WORK INSTRUCTIONS = Go over the entries below line by line, copying each one that contains the word "text".

** Begin TASK MATERIAL **

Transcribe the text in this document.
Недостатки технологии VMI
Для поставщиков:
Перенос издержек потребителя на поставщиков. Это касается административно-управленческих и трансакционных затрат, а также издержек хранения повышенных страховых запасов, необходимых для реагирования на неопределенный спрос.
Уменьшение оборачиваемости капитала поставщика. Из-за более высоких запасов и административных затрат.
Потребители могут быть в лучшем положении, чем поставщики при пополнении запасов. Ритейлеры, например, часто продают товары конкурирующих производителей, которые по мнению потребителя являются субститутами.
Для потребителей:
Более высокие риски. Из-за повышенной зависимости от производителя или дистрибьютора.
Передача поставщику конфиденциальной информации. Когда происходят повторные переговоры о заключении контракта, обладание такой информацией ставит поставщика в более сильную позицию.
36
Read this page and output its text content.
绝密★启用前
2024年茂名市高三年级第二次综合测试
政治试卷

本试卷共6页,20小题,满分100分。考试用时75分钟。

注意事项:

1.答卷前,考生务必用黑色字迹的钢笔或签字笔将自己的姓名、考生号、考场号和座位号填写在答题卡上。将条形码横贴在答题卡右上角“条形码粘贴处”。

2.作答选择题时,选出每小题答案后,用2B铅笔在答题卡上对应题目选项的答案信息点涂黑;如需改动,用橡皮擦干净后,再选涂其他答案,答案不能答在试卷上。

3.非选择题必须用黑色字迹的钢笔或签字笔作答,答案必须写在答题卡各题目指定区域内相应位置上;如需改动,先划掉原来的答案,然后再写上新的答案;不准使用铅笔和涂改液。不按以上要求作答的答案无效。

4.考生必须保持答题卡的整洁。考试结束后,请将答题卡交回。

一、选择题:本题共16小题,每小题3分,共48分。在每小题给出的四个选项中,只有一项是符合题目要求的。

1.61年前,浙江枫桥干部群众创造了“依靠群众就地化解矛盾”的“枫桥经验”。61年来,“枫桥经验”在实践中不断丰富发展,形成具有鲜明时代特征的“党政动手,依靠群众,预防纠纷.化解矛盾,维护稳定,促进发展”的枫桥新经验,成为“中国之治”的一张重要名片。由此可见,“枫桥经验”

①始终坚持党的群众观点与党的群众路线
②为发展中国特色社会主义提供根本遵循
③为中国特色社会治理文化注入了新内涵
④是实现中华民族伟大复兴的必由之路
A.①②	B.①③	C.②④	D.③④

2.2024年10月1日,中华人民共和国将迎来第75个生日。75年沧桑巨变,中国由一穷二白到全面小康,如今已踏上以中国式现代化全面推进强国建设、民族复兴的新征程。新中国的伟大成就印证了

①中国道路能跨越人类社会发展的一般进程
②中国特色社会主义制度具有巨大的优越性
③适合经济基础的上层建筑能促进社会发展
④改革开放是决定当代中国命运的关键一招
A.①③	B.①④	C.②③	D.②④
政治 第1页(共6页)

** End TASK MATERIAL **

RESPONSE BELOW =
Transcribe the text in this document.
Read this page and output its text content.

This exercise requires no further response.